Extracted data entries:

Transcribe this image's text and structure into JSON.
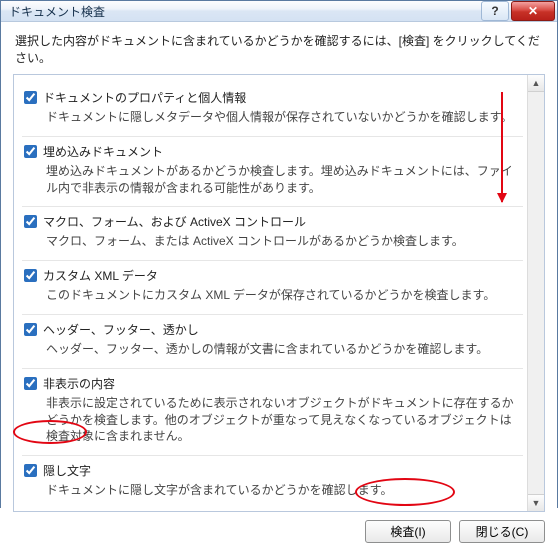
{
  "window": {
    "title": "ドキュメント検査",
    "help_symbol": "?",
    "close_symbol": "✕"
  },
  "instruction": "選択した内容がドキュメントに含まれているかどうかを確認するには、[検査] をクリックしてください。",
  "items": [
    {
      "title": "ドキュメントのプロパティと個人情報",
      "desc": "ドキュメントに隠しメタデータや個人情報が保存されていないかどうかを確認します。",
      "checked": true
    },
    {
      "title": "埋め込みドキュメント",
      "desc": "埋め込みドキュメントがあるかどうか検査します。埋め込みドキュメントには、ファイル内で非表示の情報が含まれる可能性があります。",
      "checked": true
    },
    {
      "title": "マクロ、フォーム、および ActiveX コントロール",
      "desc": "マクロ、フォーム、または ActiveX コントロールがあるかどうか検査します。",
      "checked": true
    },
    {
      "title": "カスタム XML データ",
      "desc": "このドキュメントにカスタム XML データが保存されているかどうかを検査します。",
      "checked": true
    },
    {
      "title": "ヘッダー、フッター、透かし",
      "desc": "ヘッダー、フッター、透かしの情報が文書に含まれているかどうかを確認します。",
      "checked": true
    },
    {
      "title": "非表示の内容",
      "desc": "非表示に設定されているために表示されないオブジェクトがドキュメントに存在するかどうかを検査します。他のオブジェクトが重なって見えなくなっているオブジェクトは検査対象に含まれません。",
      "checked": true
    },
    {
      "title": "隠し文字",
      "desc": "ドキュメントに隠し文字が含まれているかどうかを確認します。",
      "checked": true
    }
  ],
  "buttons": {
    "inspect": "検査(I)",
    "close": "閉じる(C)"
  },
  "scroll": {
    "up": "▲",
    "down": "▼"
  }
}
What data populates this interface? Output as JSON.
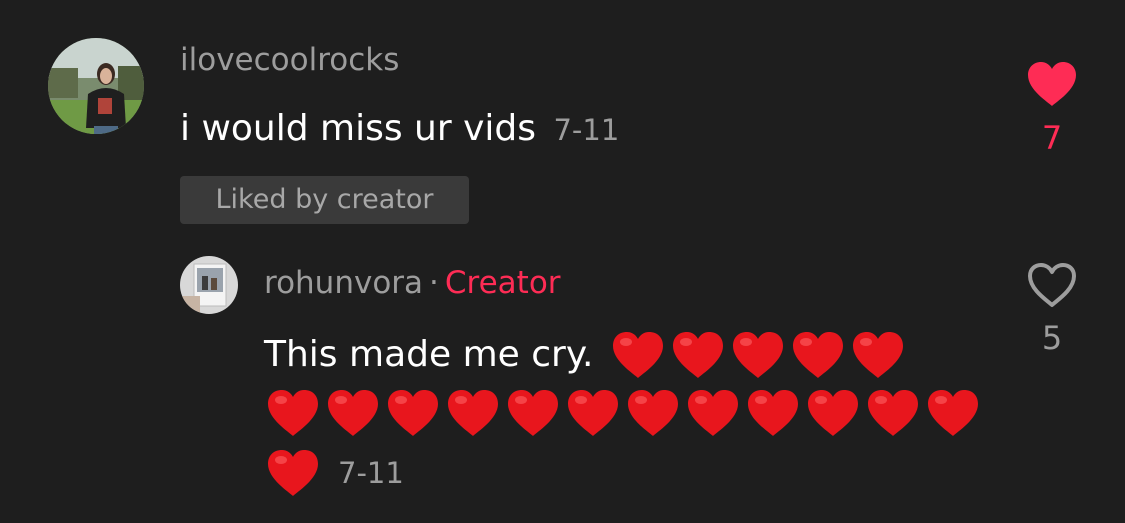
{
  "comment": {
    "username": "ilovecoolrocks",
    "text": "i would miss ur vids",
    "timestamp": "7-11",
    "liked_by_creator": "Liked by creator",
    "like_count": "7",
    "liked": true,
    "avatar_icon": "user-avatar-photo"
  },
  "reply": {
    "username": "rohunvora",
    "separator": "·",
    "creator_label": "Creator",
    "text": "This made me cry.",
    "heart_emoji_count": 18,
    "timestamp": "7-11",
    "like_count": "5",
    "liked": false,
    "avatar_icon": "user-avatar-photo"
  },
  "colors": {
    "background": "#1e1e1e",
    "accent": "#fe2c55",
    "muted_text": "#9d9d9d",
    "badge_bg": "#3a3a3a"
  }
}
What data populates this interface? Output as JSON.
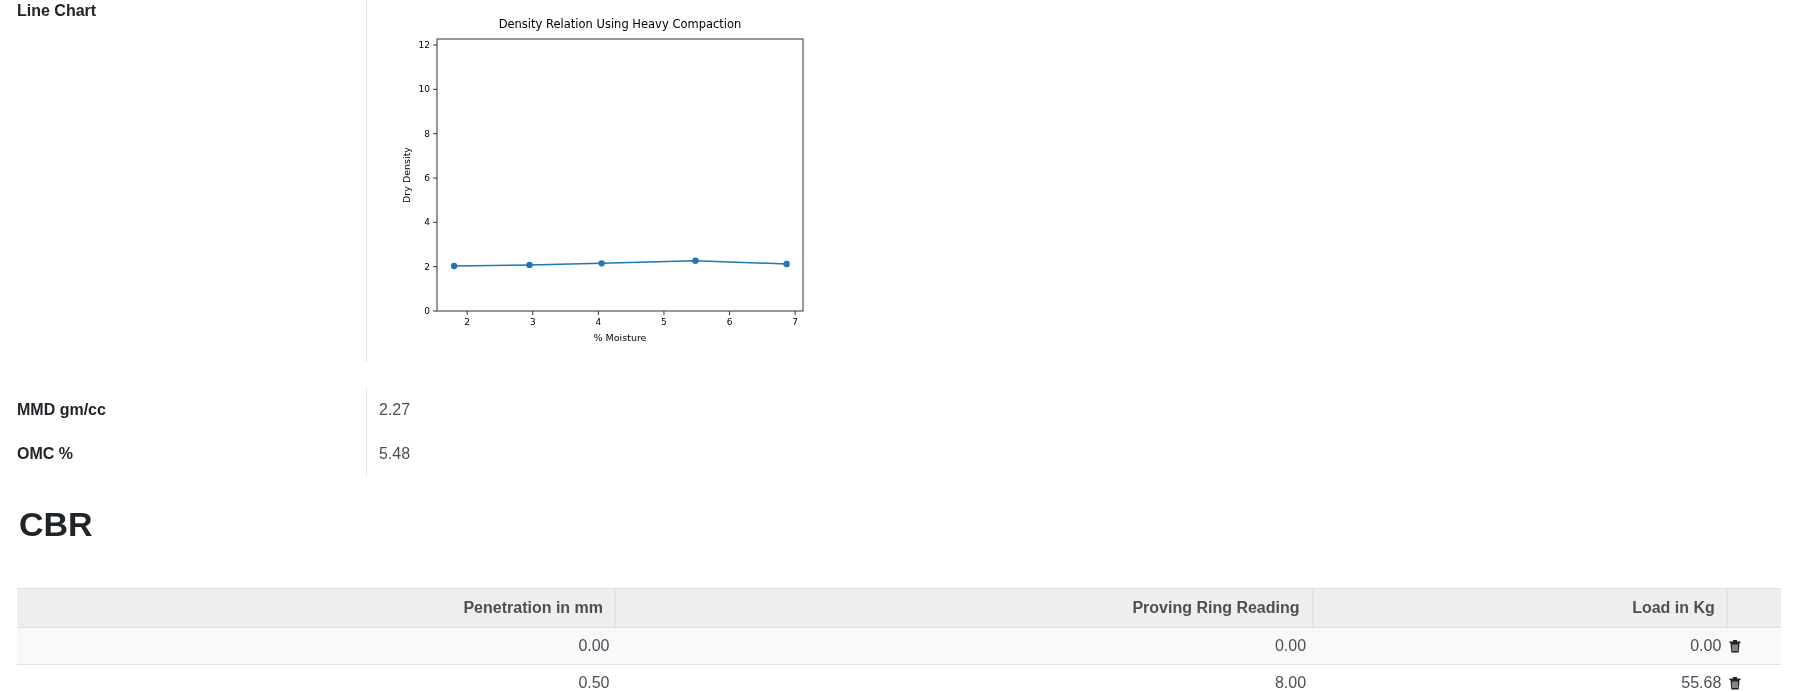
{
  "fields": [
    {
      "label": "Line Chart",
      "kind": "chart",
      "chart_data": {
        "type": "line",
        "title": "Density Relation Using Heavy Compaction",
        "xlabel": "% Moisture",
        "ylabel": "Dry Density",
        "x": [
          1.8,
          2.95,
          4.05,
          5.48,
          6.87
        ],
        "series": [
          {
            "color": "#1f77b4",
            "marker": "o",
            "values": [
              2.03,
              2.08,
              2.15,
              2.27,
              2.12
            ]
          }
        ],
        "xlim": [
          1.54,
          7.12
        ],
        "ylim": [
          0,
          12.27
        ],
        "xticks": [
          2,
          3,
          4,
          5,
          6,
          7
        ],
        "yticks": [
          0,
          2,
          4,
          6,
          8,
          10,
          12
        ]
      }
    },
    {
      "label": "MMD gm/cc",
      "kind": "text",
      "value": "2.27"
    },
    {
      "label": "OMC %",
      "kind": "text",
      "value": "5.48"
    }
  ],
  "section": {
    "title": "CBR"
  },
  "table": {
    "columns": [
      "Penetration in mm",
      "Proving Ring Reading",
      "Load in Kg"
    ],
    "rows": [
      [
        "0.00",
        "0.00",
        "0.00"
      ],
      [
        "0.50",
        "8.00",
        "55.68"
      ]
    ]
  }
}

## [Work to be completed]
Return all lines containing "ActiveX".

## [Finished answer]
      "title": "マクロ、フォーム、および ActiveX コントロール",
      "desc": "マクロ、フォーム、または ActiveX コントロールがあるかどうか検査します。",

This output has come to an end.